Go through the material and pull out every line with the string "page" in it.

▶ Record extracts
--
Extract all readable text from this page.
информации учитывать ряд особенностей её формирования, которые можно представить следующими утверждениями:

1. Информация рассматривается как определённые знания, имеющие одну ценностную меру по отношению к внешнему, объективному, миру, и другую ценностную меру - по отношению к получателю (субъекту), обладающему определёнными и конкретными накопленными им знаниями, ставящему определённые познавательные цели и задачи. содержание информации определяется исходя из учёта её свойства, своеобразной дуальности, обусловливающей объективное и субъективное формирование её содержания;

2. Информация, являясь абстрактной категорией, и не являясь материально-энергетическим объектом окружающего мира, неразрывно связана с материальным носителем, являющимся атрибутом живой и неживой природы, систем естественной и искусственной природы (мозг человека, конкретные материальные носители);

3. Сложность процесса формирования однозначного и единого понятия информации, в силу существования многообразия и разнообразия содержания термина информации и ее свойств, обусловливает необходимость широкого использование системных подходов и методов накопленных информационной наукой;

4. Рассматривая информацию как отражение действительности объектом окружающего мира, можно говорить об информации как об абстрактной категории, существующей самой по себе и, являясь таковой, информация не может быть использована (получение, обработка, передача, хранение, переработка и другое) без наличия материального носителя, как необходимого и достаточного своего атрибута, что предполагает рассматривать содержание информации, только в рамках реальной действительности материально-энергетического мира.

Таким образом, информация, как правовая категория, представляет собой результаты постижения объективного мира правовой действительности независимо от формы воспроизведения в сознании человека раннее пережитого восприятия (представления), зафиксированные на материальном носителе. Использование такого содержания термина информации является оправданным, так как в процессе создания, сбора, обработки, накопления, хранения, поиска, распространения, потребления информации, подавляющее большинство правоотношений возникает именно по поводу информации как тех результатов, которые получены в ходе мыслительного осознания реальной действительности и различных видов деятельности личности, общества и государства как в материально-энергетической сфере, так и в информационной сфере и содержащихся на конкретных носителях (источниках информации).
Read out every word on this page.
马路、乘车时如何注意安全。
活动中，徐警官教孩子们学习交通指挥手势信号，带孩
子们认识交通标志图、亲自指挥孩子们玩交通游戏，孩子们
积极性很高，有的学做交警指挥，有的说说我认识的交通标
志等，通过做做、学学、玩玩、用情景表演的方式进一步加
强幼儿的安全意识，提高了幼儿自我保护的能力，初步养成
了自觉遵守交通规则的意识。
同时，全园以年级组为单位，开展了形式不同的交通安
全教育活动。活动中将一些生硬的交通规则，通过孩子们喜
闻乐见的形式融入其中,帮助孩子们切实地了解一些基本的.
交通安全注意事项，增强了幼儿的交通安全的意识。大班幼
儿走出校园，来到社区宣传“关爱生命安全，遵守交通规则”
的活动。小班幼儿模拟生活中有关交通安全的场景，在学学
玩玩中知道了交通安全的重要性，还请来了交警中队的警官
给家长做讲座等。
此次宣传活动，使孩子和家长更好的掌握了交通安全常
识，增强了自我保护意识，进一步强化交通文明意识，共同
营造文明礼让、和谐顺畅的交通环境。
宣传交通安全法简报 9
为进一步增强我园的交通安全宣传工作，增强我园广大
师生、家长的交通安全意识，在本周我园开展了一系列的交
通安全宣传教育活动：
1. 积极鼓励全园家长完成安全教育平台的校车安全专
--
▶ Worked answer
Extract all readable text from this page.
Read out every word on this page.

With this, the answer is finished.